Stated exercise> Pick out each line below containing "made".

[Data for this exercise start]

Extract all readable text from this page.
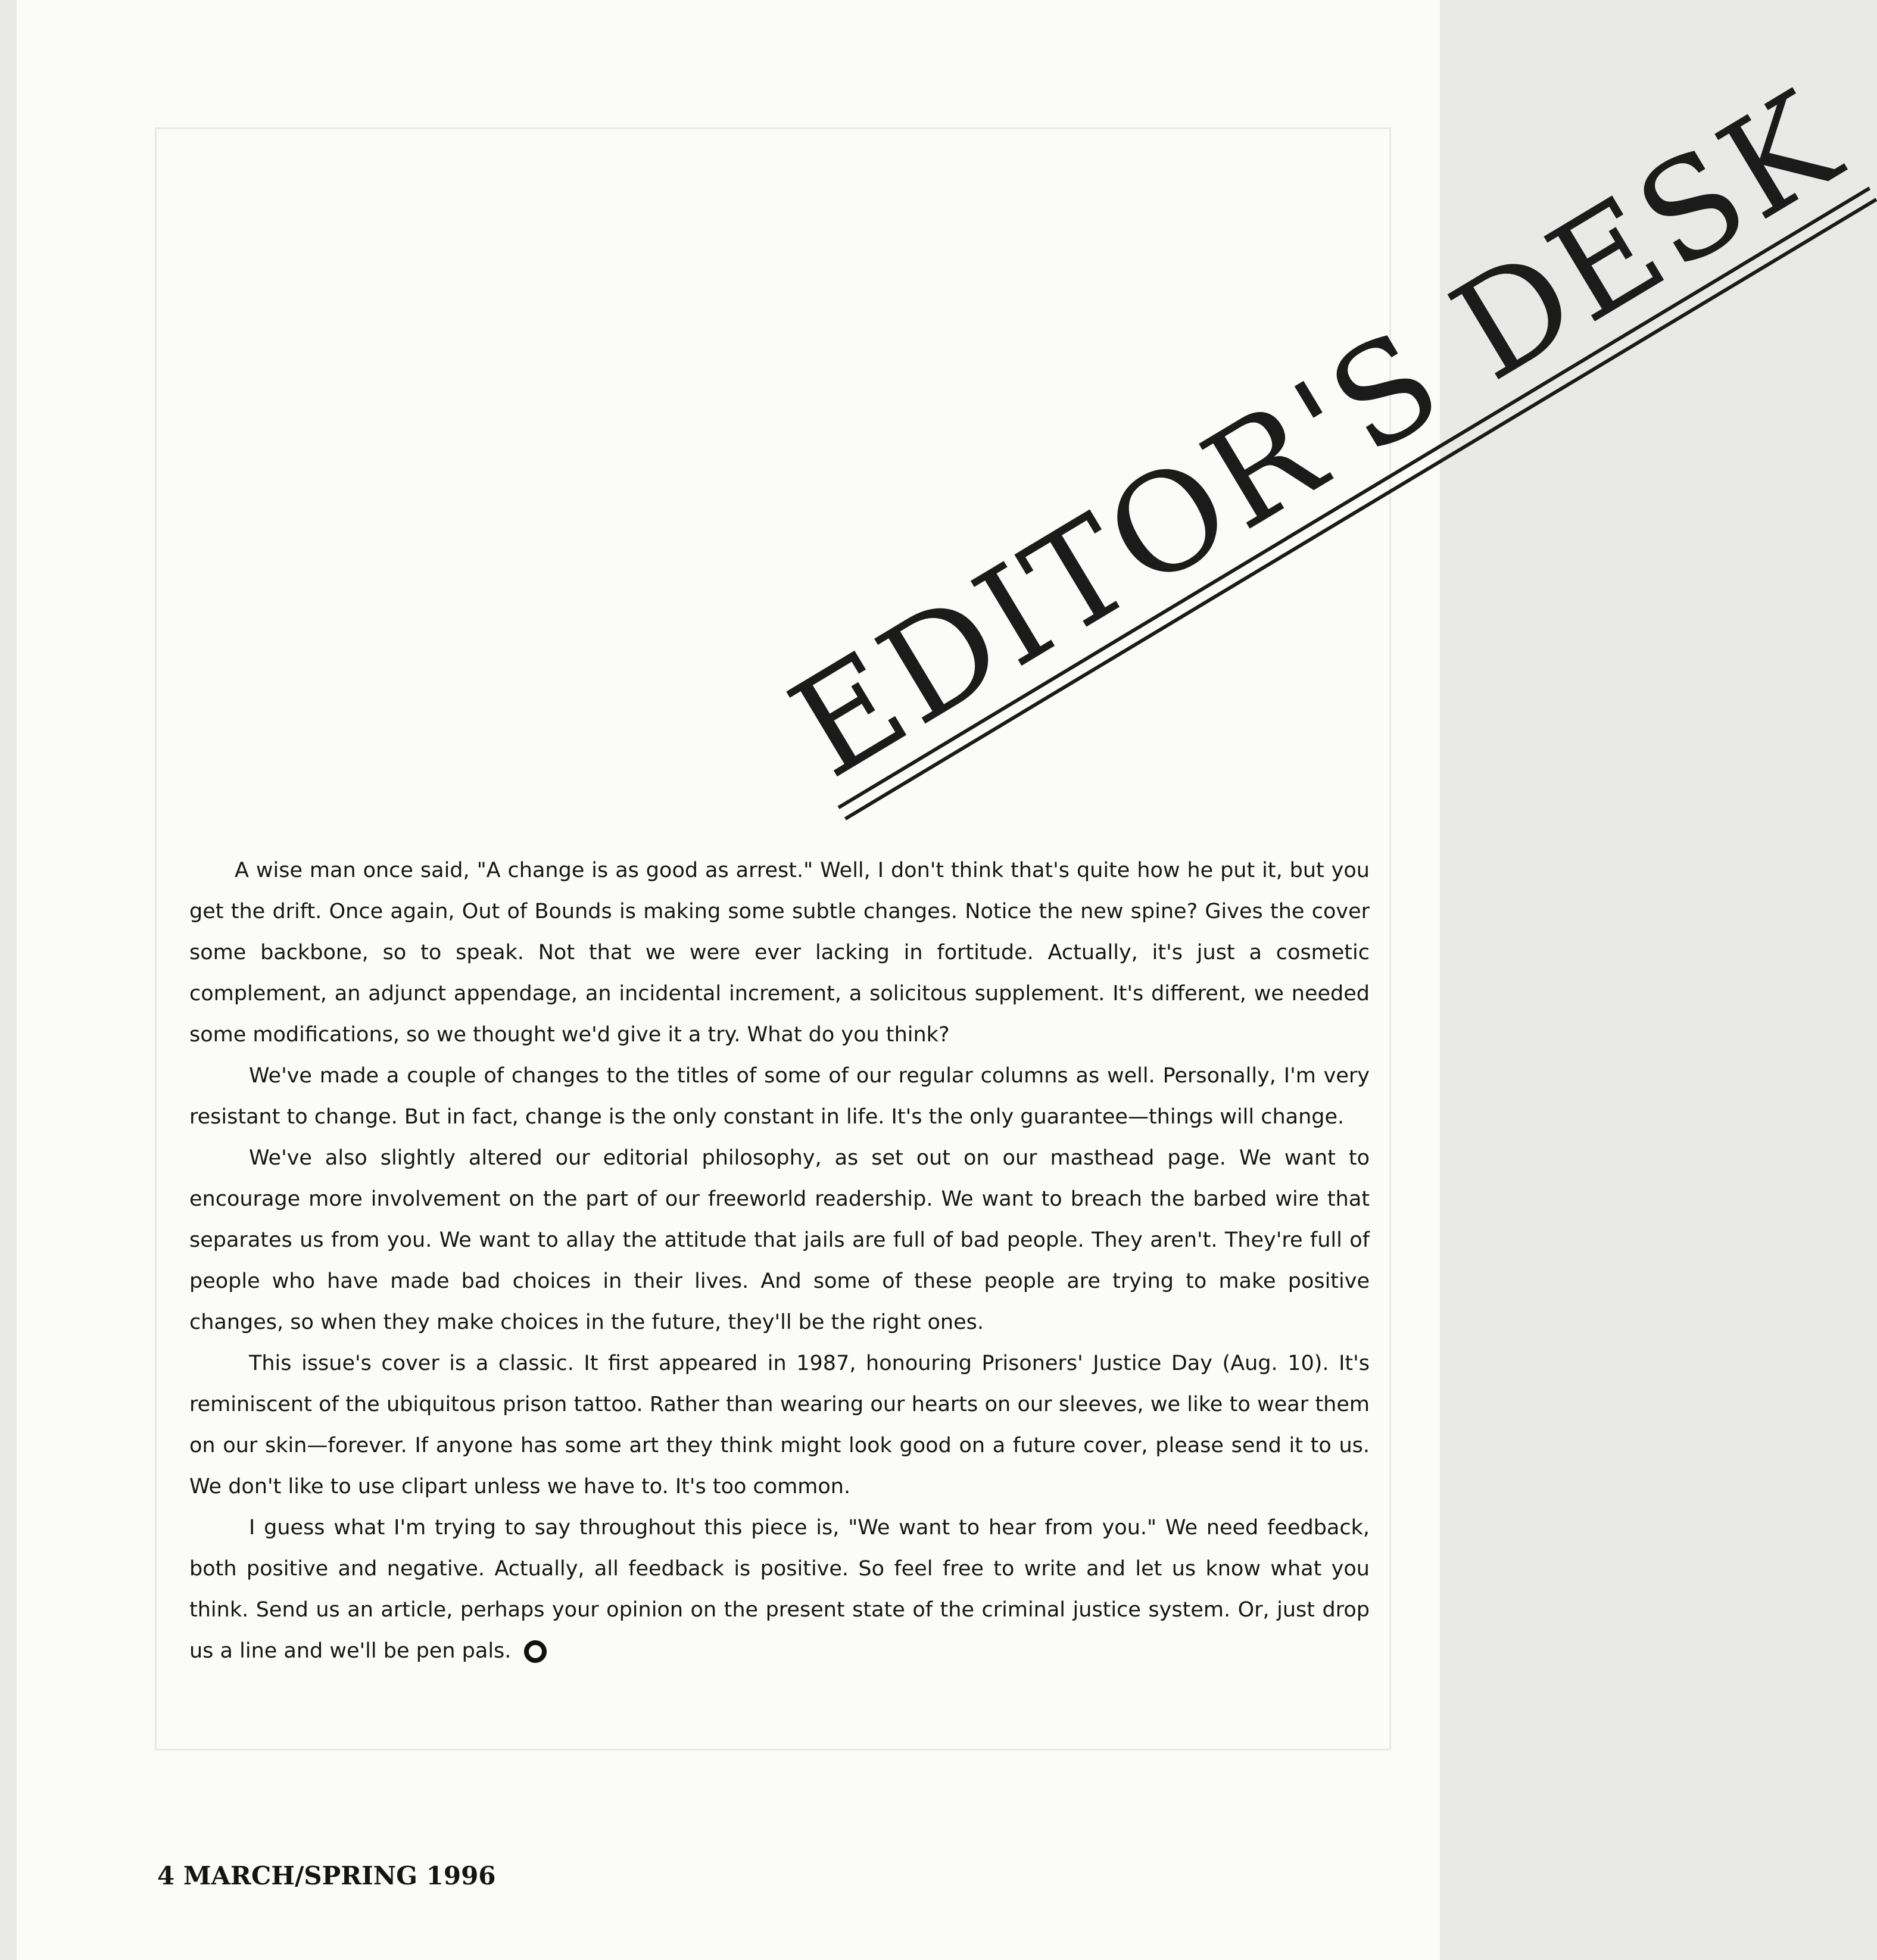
EDITOR'S DESK

A wise man once said, "A change is as good as arrest." Well, I don't think that's quite how he put it, but you get the drift. Once again, Out of Bounds is making some subtle changes. Notice the new spine? Gives the cover some backbone, so to speak. Not that we were ever lacking in fortitude. Actually, it's just a cosmetic complement, an adjunct appendage, an incidental increment, a solicitous supplement. It's different, we needed some modifications, so we thought we'd give it a try. What do you think?

We've made a couple of changes to the titles of some of our regular columns as well. Personally, I'm very resistant to change. But in fact, change is the only constant in life. It's the only guarantee—things will change.

We've also slightly altered our editorial philosophy, as set out on our masthead page. We want to encourage more involvement on the part of our freeworld readership. We want to breach the barbed wire that separates us from you. We want to allay the attitude that jails are full of bad people. They aren't. They're full of people who have made bad choices in their lives. And some of these people are trying to make positive changes, so when they make choices in the future, they'll be the right ones.

This issue's cover is a classic. It first appeared in 1987, honouring Prisoners' Justice Day (Aug. 10). It's reminiscent of the ubiquitous prison tattoo. Rather than wearing our hearts on our sleeves, we like to wear them on our skin—forever. If anyone has some art they think might look good on a future cover, please send it to us. We don't like to use clipart unless we have to. It's too common.

I guess what I'm trying to say throughout this piece is, "We want to hear from you." We need feedback, both positive and negative. Actually, all feedback is positive. So feel free to write and let us know what you think. Send us an article, perhaps your opinion on the present state of the criminal justice system. Or, just drop us a line and we'll be pen pals.

4 MARCH/SPRING 1996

[Data for this exercise end]

The result>
We've made a couple of changes to the titles of some of our regular columns as well. Personally, I'm very resistant to change. But in fact, change is the only constant in life. It's the only guarantee—things will change.
We've also slightly altered our editorial philosophy, as set out on our masthead page. We want to encourage more involvement on the part of our freeworld readership. We want to breach the barbed wire that separates us from you. We want to allay the attitude that jails are full of bad people. They aren't. They're full of people who have made bad choices in their lives. And some of these people are trying to make positive changes, so when they make choices in the future, they'll be the right ones.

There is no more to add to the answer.